_EXERCISE GOAL_
Make an exact copy of all the entries, with the pictures left out.

-------

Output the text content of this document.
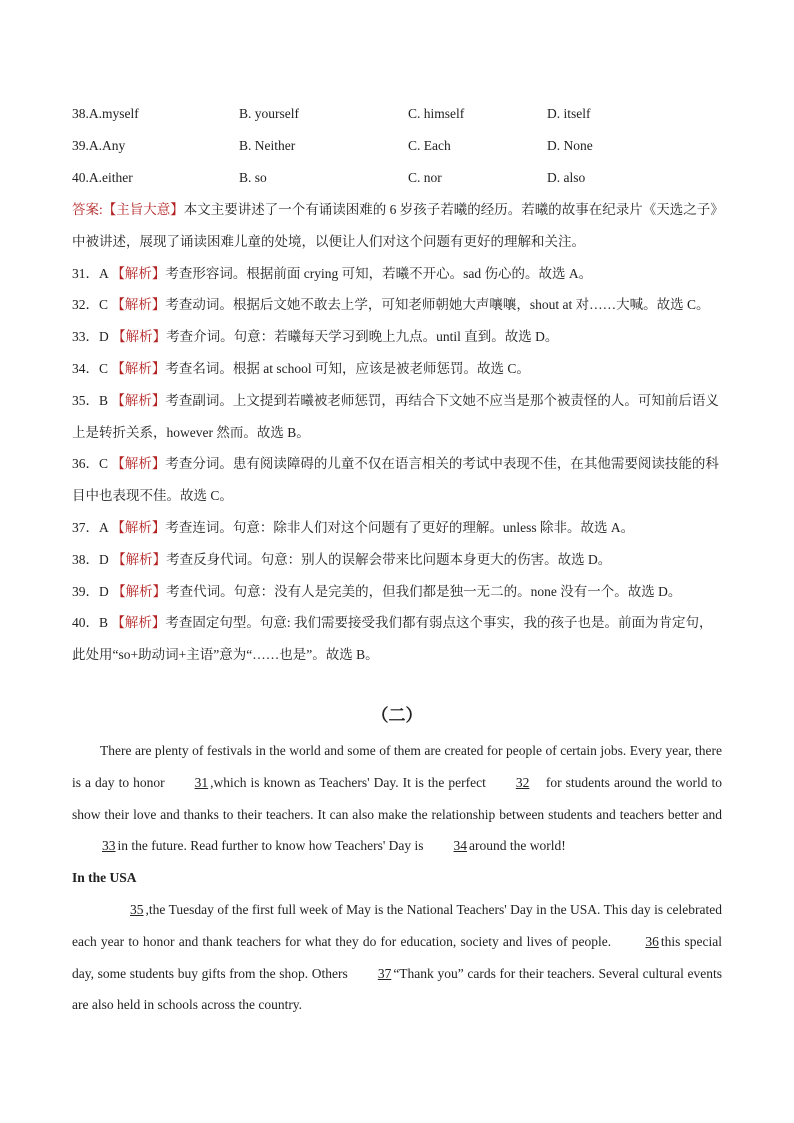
38.A.myself	B. yourself	C. himself	D. itself
39.A.Any	B. Neither	C. Each	D. None
40.A.either	B. so	C. nor	D. also

答案:【主旨大意】本文主要讲述了一个有诵读困难的 6 岁孩子若曦的经历。若曦的故事在纪录片《天选之子》中被讲述，展现了诵读困难儿童的处境，以便让人们对这个问题有更好的理解和关注。

31．A 【解析】考查形容词。根据前面 crying 可知，若曦不开心。sad 伤心的。故选 A。

32．C 【解析】考查动词。根据后文她不敢去上学，可知老师朝她大声嚷嚷，shout at 对……大喊。故选 C。

33．D 【解析】考查介词。句意：若曦每天学习到晚上九点。until 直到。故选 D。

34．C 【解析】考查名词。根据 at school 可知，应该是被老师惩罚。故选 C。

35．B 【解析】考查副词。上文提到若曦被老师惩罚，再结合下文她不应当是那个被责怪的人。可知前后语义上是转折关系，however 然而。故选 B。

36．C 【解析】考查分词。患有阅读障碍的儿童不仅在语言相关的考试中表现不佳，在其他需要阅读技能的科目中也表现不佳。故选 C。

37．A 【解析】考查连词。句意：除非人们对这个问题有了更好的理解。unless 除非。故选 A。

38．D 【解析】考查反身代词。句意：别人的误解会带来比问题本身更大的伤害。故选 D。

39．D 【解析】考查代词。句意：没有人是完美的，但我们都是独一无二的。none 没有一个。故选 D。

40．B 【解析】考查固定句型。句意: 我们需要接受我们都有弱点这个事实，我的孩子也是。前面为肯定句，此处用“so+助动词+主语”意为“……也是”。故选 B。

（二）

There are plenty of festivals in the world and some of them are created for people of certain jobs. Every year, there is a day to honor 31 ,which is known as Teachers' Day. It is the perfect 32 for students around the world to show their love and thanks to their teachers. It can also make the relationship between students and teachers better and33 in the future. Read further to know how Teachers' Day is 34 around the world!

In the USA

35 ,the Tuesday of the first full week of May is the National Teachers' Day in the USA. This day is celebrated each year to honor and thank teachers for what they do for education, society and lives of people.	36 this special day, some students buy gifts from the shop. Others 37 “Thank you” cards for their teachers. Several cultural events are also held in schools across the country.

-------

_COMPLETE ANSWER_
Output the text content of this document.
38.A.myself	B. yourself	C. himself	D. itself
39.A.Any	B. Neither	C. Each	D. None
40.A.either	B. so	C. nor	D. also

答案:【主旨大意】本文主要讲述了一个有诵读困难的 6 岁孩子若曦的经历。若曦的故事在纪录片《天选之子》中被讲述，展现了诵读困难儿童的处境，以便让人们对这个问题有更好的理解和关注。

31．A 【解析】考查形容词。根据前面 crying 可知，若曦不开心。sad 伤心的。故选 A。

32．C 【解析】考查动词。根据后文她不敢去上学，可知老师朝她大声嚷嚷，shout at 对……大喊。故选 C。

33．D 【解析】考查介词。句意：若曦每天学习到晚上九点。until 直到。故选 D。

34．C 【解析】考查名词。根据 at school 可知，应该是被老师惩罚。故选 C。

35．B 【解析】考查副词。上文提到若曦被老师惩罚，再结合下文她不应当是那个被责怪的人。可知前后语义上是转折关系，however 然而。故选 B。

36．C 【解析】考查分词。患有阅读障碍的儿童不仅在语言相关的考试中表现不佳，在其他需要阅读技能的科目中也表现不佳。故选 C。

37．A 【解析】考查连词。句意：除非人们对这个问题有了更好的理解。unless 除非。故选 A。

38．D 【解析】考查反身代词。句意：别人的误解会带来比问题本身更大的伤害。故选 D。

39．D 【解析】考查代词。句意：没有人是完美的，但我们都是独一无二的。none 没有一个。故选 D。

40．B 【解析】考查固定句型。句意: 我们需要接受我们都有弱点这个事实，我的孩子也是。前面为肯定句，此处用“so+助动词+主语”意为“……也是”。故选 B。

（二）

There are plenty of festivals in the world and some of them are created for people of certain jobs. Every year, there is a day to honor 31 ,which is known as Teachers' Day. It is the perfect 32 for students around the world to show their love and thanks to their teachers. It can also make the relationship between students and teachers better and33 in the future. Read further to know how Teachers' Day is 34 around the world!

In the USA

35 ,the Tuesday of the first full week of May is the National Teachers' Day in the USA. This day is celebrated each year to honor and thank teachers for what they do for education, society and lives of people.	36 this special day, some students buy gifts from the shop. Others 37 “Thank you” cards for their teachers. Several cultural events are also held in schools across the country.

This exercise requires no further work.